#### DATA FOR PROCESSING:

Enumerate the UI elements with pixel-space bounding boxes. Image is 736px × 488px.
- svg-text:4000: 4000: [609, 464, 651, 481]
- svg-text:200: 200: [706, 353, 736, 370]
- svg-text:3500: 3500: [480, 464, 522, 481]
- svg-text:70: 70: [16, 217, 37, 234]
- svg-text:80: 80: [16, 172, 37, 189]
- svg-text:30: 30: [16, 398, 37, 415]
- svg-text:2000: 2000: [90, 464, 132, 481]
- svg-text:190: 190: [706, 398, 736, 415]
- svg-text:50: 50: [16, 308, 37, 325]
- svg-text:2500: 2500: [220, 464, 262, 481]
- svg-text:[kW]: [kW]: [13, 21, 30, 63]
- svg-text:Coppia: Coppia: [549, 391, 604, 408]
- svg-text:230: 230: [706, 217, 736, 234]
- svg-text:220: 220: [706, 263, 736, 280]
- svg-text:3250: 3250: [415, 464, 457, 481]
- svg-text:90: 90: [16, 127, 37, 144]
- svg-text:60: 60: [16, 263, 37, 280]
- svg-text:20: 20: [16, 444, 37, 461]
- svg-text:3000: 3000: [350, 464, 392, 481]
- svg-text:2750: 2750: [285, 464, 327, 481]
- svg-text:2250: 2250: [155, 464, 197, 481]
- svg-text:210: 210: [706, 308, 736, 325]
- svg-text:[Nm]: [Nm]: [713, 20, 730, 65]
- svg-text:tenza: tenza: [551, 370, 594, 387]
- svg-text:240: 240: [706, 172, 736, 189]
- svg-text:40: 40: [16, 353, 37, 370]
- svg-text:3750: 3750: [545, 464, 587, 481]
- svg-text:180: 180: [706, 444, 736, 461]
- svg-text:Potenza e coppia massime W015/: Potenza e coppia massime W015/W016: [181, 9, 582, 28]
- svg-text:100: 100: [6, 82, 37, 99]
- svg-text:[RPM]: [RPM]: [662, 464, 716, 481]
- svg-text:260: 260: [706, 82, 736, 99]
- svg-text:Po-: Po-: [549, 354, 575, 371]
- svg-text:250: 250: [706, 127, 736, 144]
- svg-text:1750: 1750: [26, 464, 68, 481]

#### DIRECTIVE:
Write out the records from the start through the line that contains "- svg-text:70: 70: [16, 217, 37, 234]", including that line.

#### RESULT:
Enumerate the UI elements with pixel-space bounding boxes. Image is 736px × 488px.
- svg-text:4000: 4000: [609, 464, 651, 481]
- svg-text:200: 200: [706, 353, 736, 370]
- svg-text:3500: 3500: [480, 464, 522, 481]
- svg-text:70: 70: [16, 217, 37, 234]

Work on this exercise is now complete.